>> Start

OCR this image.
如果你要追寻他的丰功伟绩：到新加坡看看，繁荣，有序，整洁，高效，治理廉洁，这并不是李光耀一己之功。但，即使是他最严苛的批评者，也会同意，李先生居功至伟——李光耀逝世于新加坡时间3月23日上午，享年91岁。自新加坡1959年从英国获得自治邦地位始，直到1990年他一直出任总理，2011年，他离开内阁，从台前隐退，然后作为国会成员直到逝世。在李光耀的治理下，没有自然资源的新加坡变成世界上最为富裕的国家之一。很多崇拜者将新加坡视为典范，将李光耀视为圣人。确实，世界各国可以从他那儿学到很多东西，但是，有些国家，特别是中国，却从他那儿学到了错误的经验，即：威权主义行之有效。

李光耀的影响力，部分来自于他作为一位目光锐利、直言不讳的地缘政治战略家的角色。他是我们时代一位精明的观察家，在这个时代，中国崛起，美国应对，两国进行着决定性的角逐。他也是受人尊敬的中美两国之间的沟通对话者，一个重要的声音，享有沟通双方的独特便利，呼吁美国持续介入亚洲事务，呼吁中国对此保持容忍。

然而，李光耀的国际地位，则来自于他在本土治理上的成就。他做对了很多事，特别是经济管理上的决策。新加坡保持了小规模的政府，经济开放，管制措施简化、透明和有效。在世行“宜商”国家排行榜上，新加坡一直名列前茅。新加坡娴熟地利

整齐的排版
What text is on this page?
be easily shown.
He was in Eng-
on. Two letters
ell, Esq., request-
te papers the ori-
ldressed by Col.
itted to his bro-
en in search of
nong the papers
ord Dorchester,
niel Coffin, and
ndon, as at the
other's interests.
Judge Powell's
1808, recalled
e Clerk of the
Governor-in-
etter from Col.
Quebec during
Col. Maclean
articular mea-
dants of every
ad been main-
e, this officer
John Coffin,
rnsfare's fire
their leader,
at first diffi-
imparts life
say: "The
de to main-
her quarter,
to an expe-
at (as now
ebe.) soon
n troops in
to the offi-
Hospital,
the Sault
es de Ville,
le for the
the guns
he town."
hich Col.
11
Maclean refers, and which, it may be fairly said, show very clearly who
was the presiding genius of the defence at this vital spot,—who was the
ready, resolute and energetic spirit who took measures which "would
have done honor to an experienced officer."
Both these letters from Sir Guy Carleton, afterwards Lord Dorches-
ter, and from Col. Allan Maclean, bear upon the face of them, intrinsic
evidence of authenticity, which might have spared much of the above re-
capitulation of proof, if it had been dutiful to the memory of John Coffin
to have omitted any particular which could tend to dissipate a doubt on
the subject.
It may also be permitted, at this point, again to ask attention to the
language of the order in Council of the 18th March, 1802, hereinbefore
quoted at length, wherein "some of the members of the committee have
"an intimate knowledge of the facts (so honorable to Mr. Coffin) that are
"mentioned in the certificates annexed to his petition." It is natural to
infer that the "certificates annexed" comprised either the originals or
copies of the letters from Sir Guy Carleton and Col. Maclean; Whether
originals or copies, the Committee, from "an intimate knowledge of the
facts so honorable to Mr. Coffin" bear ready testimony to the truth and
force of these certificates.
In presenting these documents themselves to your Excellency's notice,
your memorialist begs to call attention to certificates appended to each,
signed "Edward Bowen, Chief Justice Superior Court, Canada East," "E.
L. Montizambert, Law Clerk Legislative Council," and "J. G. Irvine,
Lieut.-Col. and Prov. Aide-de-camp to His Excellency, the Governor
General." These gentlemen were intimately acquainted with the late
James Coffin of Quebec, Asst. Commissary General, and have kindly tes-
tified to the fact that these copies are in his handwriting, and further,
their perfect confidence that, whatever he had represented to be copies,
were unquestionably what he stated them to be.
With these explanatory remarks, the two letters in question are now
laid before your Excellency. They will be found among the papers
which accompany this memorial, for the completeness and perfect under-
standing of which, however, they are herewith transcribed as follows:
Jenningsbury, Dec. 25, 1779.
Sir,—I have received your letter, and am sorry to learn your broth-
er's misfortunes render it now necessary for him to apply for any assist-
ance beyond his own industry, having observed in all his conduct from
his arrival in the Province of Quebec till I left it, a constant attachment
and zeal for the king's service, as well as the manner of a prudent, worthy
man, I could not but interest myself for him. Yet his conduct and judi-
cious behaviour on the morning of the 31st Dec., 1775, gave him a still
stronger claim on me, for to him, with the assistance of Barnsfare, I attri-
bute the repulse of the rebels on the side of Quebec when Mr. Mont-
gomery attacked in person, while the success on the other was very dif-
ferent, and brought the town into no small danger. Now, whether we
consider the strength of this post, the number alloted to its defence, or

>> End

From the material above, count the lines that include "your" and give only the total.

**Output for this task**
4